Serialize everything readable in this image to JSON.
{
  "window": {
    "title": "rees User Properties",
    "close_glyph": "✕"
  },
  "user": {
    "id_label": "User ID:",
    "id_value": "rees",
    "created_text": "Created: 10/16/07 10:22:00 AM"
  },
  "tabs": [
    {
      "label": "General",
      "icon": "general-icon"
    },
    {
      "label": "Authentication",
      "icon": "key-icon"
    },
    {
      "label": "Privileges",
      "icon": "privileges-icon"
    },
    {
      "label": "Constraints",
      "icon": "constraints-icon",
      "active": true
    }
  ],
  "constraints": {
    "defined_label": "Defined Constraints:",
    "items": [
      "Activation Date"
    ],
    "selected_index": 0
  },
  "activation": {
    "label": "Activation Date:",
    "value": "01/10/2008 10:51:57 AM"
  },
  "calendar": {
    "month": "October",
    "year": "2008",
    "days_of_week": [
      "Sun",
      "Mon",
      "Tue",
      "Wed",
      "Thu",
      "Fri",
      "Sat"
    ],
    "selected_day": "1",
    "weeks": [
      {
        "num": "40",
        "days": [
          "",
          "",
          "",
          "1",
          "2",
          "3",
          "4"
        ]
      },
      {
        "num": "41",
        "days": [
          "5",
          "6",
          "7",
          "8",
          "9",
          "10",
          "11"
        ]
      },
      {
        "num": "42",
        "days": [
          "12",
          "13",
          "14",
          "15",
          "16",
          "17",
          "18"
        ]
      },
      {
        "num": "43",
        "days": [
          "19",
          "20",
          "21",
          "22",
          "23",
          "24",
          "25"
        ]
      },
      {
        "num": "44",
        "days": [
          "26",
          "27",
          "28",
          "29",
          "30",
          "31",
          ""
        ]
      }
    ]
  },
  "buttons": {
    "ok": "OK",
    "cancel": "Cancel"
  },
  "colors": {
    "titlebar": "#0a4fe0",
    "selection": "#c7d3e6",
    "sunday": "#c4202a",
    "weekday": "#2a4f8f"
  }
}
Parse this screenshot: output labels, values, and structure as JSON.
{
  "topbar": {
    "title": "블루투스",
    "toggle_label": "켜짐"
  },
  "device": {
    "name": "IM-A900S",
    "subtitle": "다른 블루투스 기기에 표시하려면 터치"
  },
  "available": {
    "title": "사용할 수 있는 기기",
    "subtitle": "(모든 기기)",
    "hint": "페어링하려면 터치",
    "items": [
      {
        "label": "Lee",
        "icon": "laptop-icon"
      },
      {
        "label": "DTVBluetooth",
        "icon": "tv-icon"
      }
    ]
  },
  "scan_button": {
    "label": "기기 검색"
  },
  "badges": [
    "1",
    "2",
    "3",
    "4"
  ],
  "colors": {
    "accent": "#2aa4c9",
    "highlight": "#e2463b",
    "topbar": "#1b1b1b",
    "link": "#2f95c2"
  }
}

# YOUR OBJECTIVE:
Find every line that has "subtitle" in it, then return those lines.

# CORRECT ANSWER:
    "subtitle": "다른 블루투스 기기에 표시하려면 터치"
    "subtitle": "(모든 기기)",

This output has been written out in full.